Data records:
::::::
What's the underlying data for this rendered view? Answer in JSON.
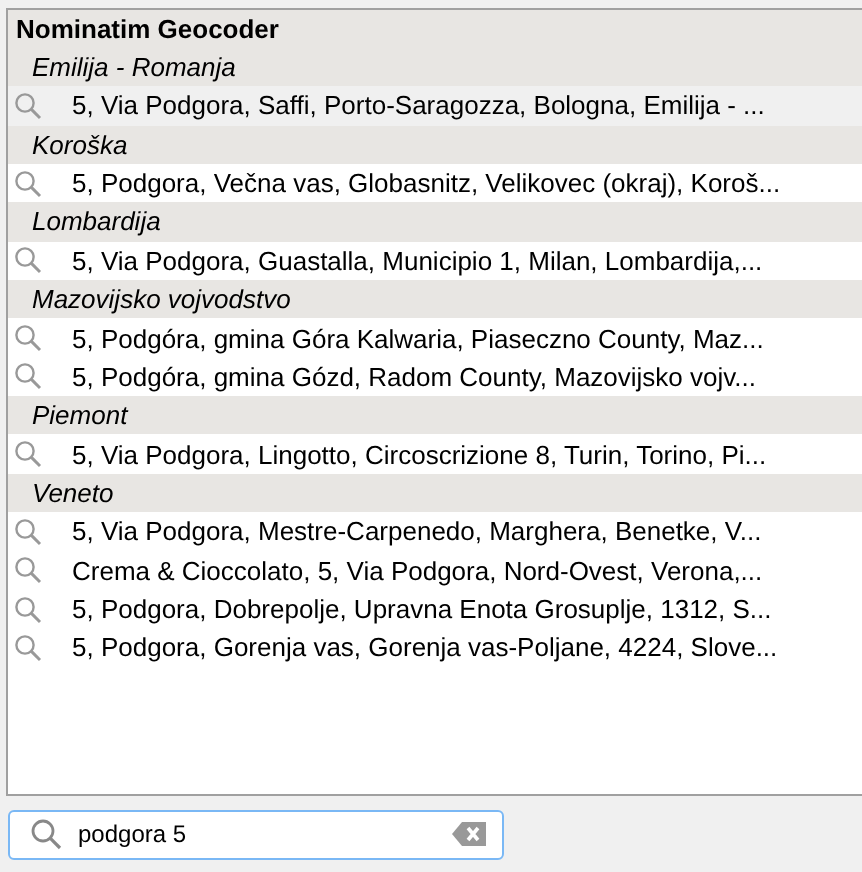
{
  "popup": {
    "title": "Nominatim Geocoder",
    "groups": [
      {
        "name": "Emilija - Romanja",
        "results": [
          {
            "text": "5, Via Podgora, Saffi, Porto-Saragozza, Bologna, Emilija - ...",
            "selected": true
          }
        ]
      },
      {
        "name": "Koroška",
        "results": [
          {
            "text": "5, Podgora, Večna vas, Globasnitz, Velikovec (okraj), Koroš...",
            "selected": false
          }
        ]
      },
      {
        "name": "Lombardija",
        "results": [
          {
            "text": "5, Via Podgora, Guastalla, Municipio 1, Milan, Lombardija,...",
            "selected": false
          }
        ]
      },
      {
        "name": "Mazovijsko vojvodstvo",
        "results": [
          {
            "text": "5, Podgóra, gmina Góra Kalwaria, Piaseczno County, Maz...",
            "selected": false
          },
          {
            "text": "5, Podgóra, gmina Gózd, Radom County, Mazovijsko vojv...",
            "selected": false
          }
        ]
      },
      {
        "name": "Piemont",
        "results": [
          {
            "text": "5, Via Podgora, Lingotto, Circoscrizione 8, Turin, Torino, Pi...",
            "selected": false
          }
        ]
      },
      {
        "name": "Veneto",
        "results": [
          {
            "text": "5, Via Podgora, Mestre-Carpenedo, Marghera, Benetke, V...",
            "selected": false
          },
          {
            "text": "Crema & Cioccolato, 5, Via Podgora, Nord-Ovest, Verona,...",
            "selected": false
          },
          {
            "text": "5, Podgora, Dobrepolje, Upravna Enota Grosuplje, 1312, S...",
            "selected": false
          },
          {
            "text": "5, Podgora, Gorenja vas, Gorenja vas-Poljane, 4224, Slove...",
            "selected": false
          }
        ]
      }
    ]
  },
  "search": {
    "value": "podgora 5"
  }
}
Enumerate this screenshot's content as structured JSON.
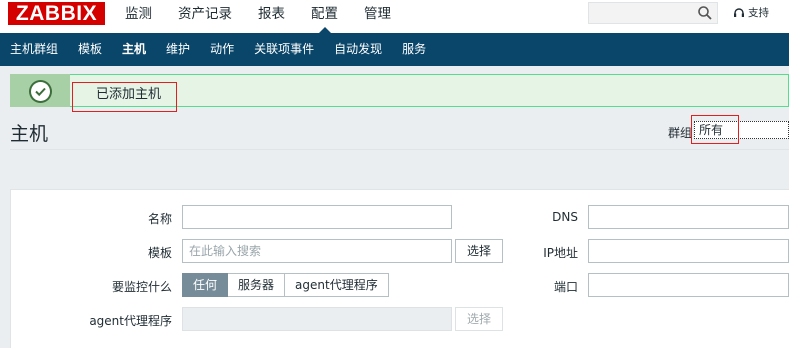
{
  "logo": "ZABBIX",
  "main_menu": [
    "监测",
    "资产记录",
    "报表",
    "配置",
    "管理"
  ],
  "main_menu_active": "配置",
  "search": {
    "value": ""
  },
  "support_label": "支持",
  "sub_menu": [
    "主机群组",
    "模板",
    "主机",
    "维护",
    "动作",
    "关联项事件",
    "自动发现",
    "服务"
  ],
  "sub_menu_active": "主机",
  "message": {
    "text": "已添加主机",
    "type": "success"
  },
  "page_title": "主机",
  "group_filter": {
    "label": "群组",
    "value": "所有"
  },
  "form": {
    "name": {
      "label": "名称",
      "value": ""
    },
    "templates": {
      "label": "模板",
      "placeholder": "在此输入搜索",
      "button": "选择"
    },
    "monitored_by": {
      "label": "要监控什么",
      "options": [
        "任何",
        "服务器",
        "agent代理程序"
      ],
      "selected": "任何"
    },
    "agent_proxy": {
      "label": "agent代理程序",
      "button": "选择"
    },
    "dns": {
      "label": "DNS",
      "value": ""
    },
    "ip": {
      "label": "IP地址",
      "value": ""
    },
    "port": {
      "label": "端口",
      "value": ""
    }
  },
  "colors": {
    "header_dark": "#0a466a",
    "logo_red": "#d40000",
    "success_green": "#59db8f",
    "segment_active": "#768d99",
    "highlight_box": "#e02020"
  }
}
::::::
Problem requirements: Go through the listing above and return every line where the word "this" occurs.

Exercise output:
What's the underlying data for this rendered view? Answer in JSON.
Enumerate this screenshot's content as structured JSON.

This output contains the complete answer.